━━━━━ DATA FOR THE TASK
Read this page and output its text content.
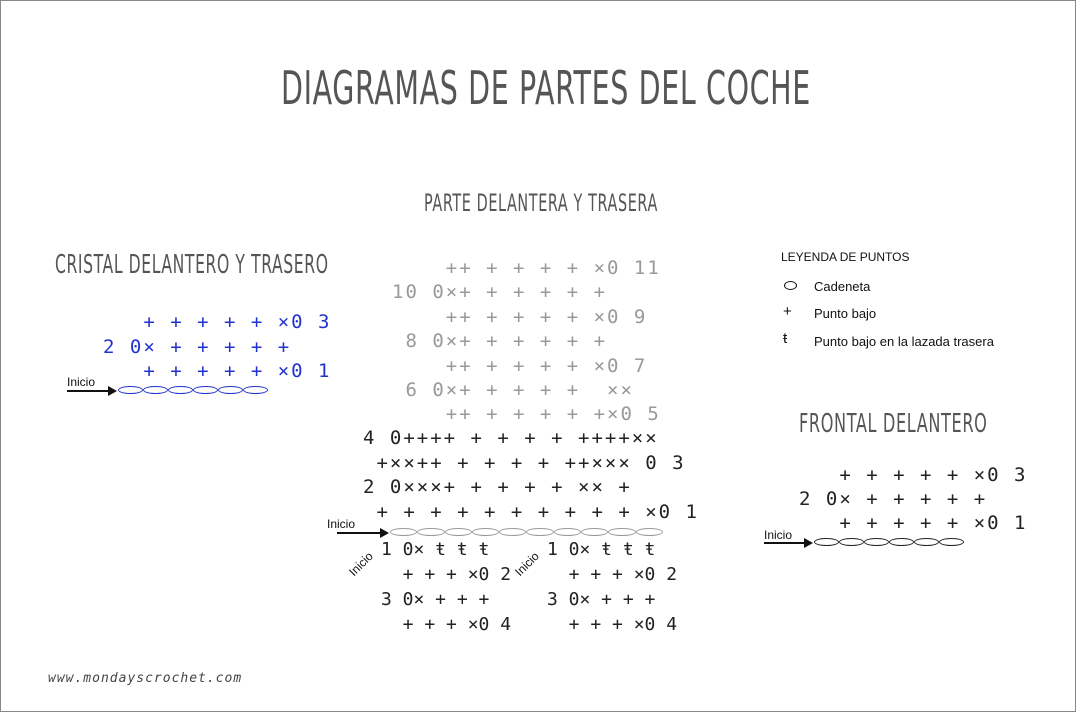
DIAGRAMAS DE PARTES DEL COCHE
PARTE DELANTERA Y TRASERA
CRISTAL DELANTERO Y TRASERO
FRONTAL DELANTERO
LEYENDA DE PUNTOS
Cadeneta
+ Punto bajo
ŧ Punto bajo en la lazada trasera
+ + + + + ×0 3
2 0× + + + + +
+ + + + + ×0 1
Inicio
++ + + + + ×0 11
10 0×+ + + + + +
++ + + + + ×0 9
8 0×+ + + + + +
++ + + + + ×0 7
6 0×+ + + + +  ××
++ + + + + +×0 5
4 0++++ + + + + ++++××
+××++ + + + + ++××× 0 3
2 0×××+ + + + + ×× +
+ + + + + + + + + + ×0 1
Inicio
Inicio	Inicio
1 0× ŧ ŧ ŧ	1 0× ŧ ŧ ŧ
+ + + ×0 2 + + + ×0 2
3 0× + + +	3 0× + + +
+ + + ×0 4 + + + ×0 4
+ + + + + ×0 3
2 0× + + + + +
+ + + + + ×0 1
Inicio
www.mondayscrochet.com
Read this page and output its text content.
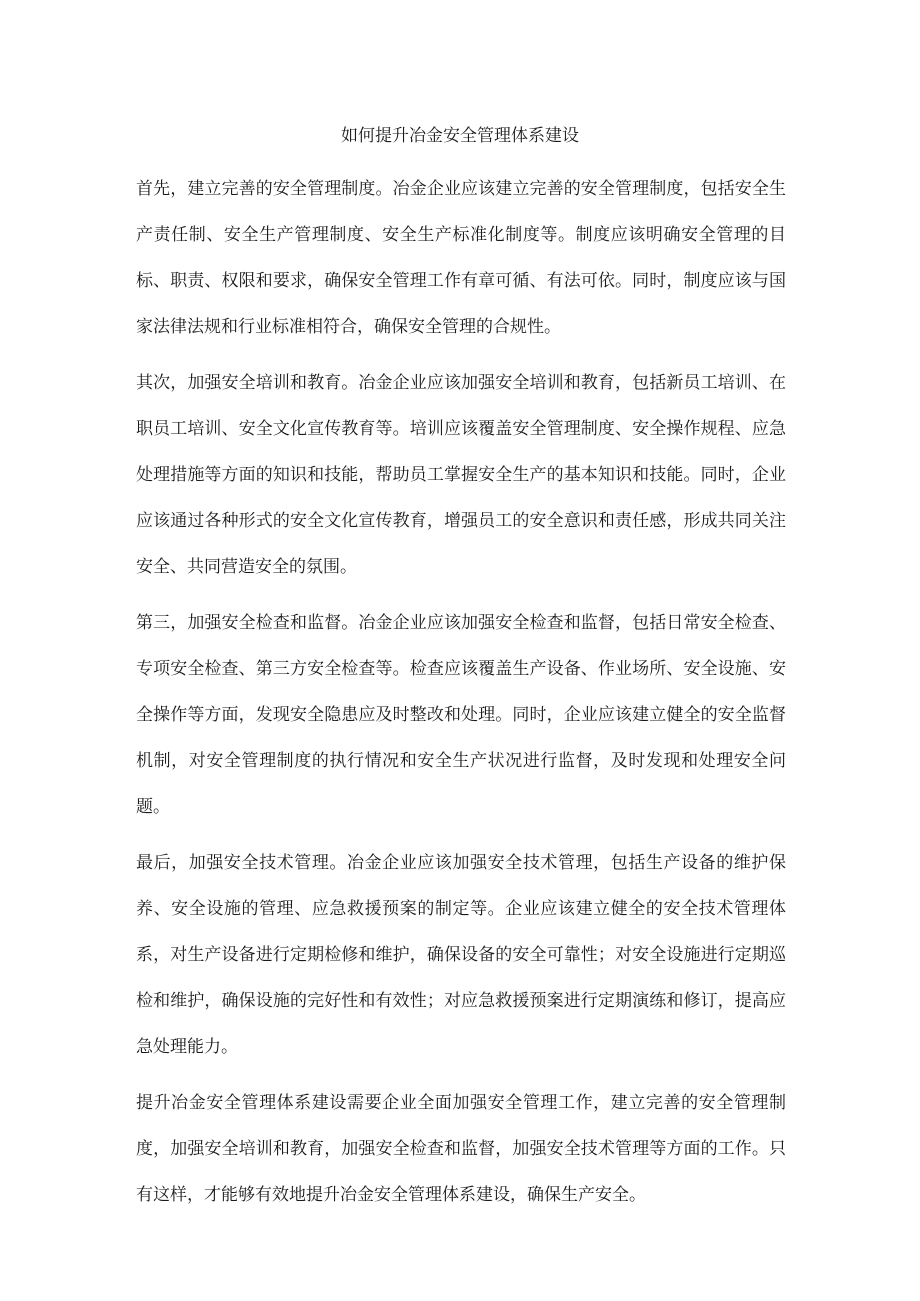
如何提升冶金安全管理体系建设

首先，建立完善的安全管理制度。冶金企业应该建立完善的安全管理制度，包括安全生产责任制、安全生产管理制度、安全生产标准化制度等。制度应该明确安全管理的目标、职责、权限和要求，确保安全管理工作有章可循、有法可依。同时，制度应该与国家法律法规和行业标准相符合，确保安全管理的合规性。

其次，加强安全培训和教育。冶金企业应该加强安全培训和教育，包括新员工培训、在职员工培训、安全文化宣传教育等。培训应该覆盖安全管理制度、安全操作规程、应急处理措施等方面的知识和技能，帮助员工掌握安全生产的基本知识和技能。同时，企业应该通过各种形式的安全文化宣传教育，增强员工的安全意识和责任感，形成共同关注安全、共同营造安全的氛围。

第三，加强安全检查和监督。冶金企业应该加强安全检查和监督，包括日常安全检查、专项安全检查、第三方安全检查等。检查应该覆盖生产设备、作业场所、安全设施、安全操作等方面，发现安全隐患应及时整改和处理。同时，企业应该建立健全的安全监督机制，对安全管理制度的执行情况和安全生产状况进行监督，及时发现和处理安全问题。

最后，加强安全技术管理。冶金企业应该加强安全技术管理，包括生产设备的维护保养、安全设施的管理、应急救援预案的制定等。企业应该建立健全的安全技术管理体系，对生产设备进行定期检修和维护，确保设备的安全可靠性；对安全设施进行定期巡检和维护，确保设施的完好性和有效性；对应急救援预案进行定期演练和修订，提高应急处理能力。

提升冶金安全管理体系建设需要企业全面加强安全管理工作，建立完善的安全管理制度，加强安全培训和教育，加强安全检查和监督，加强安全技术管理等方面的工作。只有这样，才能够有效地提升冶金安全管理体系建设，确保生产安全。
━━━━━━━━━━
Locate the word "bajo" in the records above, and return each line that has it.

+ Punto bajo
ŧ Punto bajo en la lazada trasera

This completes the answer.